**Short problem**
Omit the pictures, please, and give each record below again exactly.

┌──

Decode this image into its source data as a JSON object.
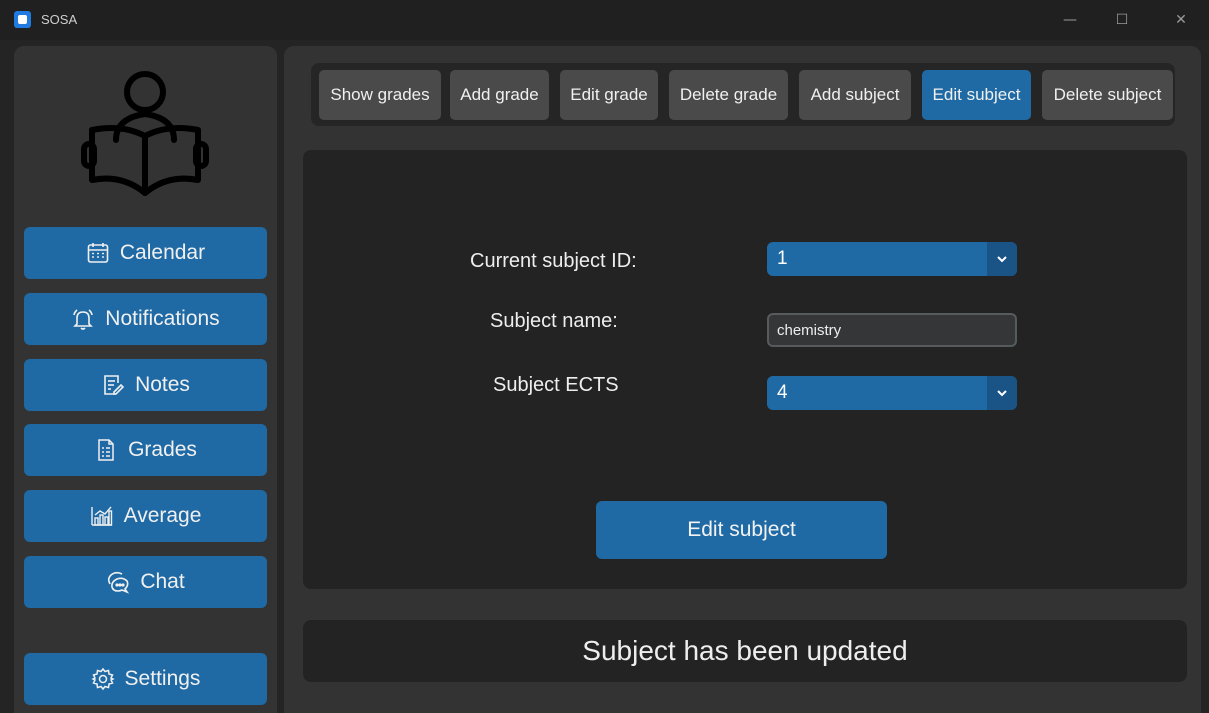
{
  "window": {
    "title": "SOSA",
    "controls": {
      "minimize": "—",
      "maximize": "☐",
      "close": "✕"
    }
  },
  "sidebar": {
    "logo_icon": "reader-book-icon",
    "items": [
      {
        "label": "Calendar",
        "icon": "calendar-icon"
      },
      {
        "label": "Notifications",
        "icon": "bell-icon"
      },
      {
        "label": "Notes",
        "icon": "notes-icon"
      },
      {
        "label": "Grades",
        "icon": "grades-icon"
      },
      {
        "label": "Average",
        "icon": "chart-icon"
      },
      {
        "label": "Chat",
        "icon": "chat-icon"
      },
      {
        "label": "Settings",
        "icon": "gear-icon"
      }
    ]
  },
  "toolbar": {
    "buttons": [
      {
        "label": "Show grades"
      },
      {
        "label": "Add grade"
      },
      {
        "label": "Edit grade"
      },
      {
        "label": "Delete grade"
      },
      {
        "label": "Add subject"
      },
      {
        "label": "Edit subject"
      },
      {
        "label": "Delete subject"
      }
    ],
    "active": "Edit subject"
  },
  "form": {
    "subject_id_label": "Current subject ID:",
    "subject_id_value": "1",
    "subject_name_label": "Subject name:",
    "subject_name_value": "chemistry",
    "subject_ects_label": "Subject ECTS",
    "subject_ects_value": "4",
    "submit_label": "Edit subject"
  },
  "status": {
    "message": "Subject has been updated"
  },
  "colors": {
    "accent": "#1f6aa5",
    "panel": "#333333",
    "background": "#242424"
  }
}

└──

**Complete output**
Decode this image into its source data as a JSON object.
{
  "window": {
    "title": "SOSA",
    "controls": {
      "minimize": "—",
      "maximize": "☐",
      "close": "✕"
    }
  },
  "sidebar": {
    "logo_icon": "reader-book-icon",
    "items": [
      {
        "label": "Calendar",
        "icon": "calendar-icon"
      },
      {
        "label": "Notifications",
        "icon": "bell-icon"
      },
      {
        "label": "Notes",
        "icon": "notes-icon"
      },
      {
        "label": "Grades",
        "icon": "grades-icon"
      },
      {
        "label": "Average",
        "icon": "chart-icon"
      },
      {
        "label": "Chat",
        "icon": "chat-icon"
      },
      {
        "label": "Settings",
        "icon": "gear-icon"
      }
    ]
  },
  "toolbar": {
    "buttons": [
      {
        "label": "Show grades"
      },
      {
        "label": "Add grade"
      },
      {
        "label": "Edit grade"
      },
      {
        "label": "Delete grade"
      },
      {
        "label": "Add subject"
      },
      {
        "label": "Edit subject"
      },
      {
        "label": "Delete subject"
      }
    ],
    "active": "Edit subject"
  },
  "form": {
    "subject_id_label": "Current subject ID:",
    "subject_id_value": "1",
    "subject_name_label": "Subject name:",
    "subject_name_value": "chemistry",
    "subject_ects_label": "Subject ECTS",
    "subject_ects_value": "4",
    "submit_label": "Edit subject"
  },
  "status": {
    "message": "Subject has been updated"
  },
  "colors": {
    "accent": "#1f6aa5",
    "panel": "#333333",
    "background": "#242424"
  }
}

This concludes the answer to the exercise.